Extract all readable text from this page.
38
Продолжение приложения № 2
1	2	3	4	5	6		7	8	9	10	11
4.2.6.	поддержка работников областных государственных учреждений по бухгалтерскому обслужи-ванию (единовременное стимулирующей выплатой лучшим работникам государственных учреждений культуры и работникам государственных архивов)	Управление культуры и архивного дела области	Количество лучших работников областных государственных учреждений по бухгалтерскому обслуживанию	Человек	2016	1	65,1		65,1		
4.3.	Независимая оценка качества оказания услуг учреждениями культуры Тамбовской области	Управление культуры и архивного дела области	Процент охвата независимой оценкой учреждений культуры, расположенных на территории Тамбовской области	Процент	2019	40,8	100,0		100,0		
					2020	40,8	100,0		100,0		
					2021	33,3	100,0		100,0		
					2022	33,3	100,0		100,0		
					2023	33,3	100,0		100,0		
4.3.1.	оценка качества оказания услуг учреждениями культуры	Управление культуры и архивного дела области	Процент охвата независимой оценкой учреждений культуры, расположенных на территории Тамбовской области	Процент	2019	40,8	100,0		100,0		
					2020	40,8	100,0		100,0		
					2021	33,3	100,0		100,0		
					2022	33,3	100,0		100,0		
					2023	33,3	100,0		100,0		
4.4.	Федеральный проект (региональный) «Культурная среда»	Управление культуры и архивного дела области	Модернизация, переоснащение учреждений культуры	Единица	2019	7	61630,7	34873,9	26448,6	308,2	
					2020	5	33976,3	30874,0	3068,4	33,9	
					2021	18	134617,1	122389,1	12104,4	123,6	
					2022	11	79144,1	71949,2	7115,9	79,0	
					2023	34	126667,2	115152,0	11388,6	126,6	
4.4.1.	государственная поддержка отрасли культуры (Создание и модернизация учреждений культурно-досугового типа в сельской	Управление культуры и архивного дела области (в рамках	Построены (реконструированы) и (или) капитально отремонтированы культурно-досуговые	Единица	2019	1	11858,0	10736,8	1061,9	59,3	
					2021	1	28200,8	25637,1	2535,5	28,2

○ ○ ○

#### Exercise task:
Show every line in the entries where the string "независимой" occurs.

#### The answer:
4.3.	Независимая оценка качества оказания услуг учреждениями культуры Тамбовской области	Управление культуры и архивного дела области	Процент охвата независимой оценкой учреждений культуры, расположенных на территории Тамбовской области	Процент	2019	40,8	100,0		100,0		
4.3.1.	оценка качества оказания услуг учреждениями культуры	Управление культуры и архивного дела области	Процент охвата независимой оценкой учреждений культуры, расположенных на территории Тамбовской области	Процент	2019	40,8	100,0		100,0		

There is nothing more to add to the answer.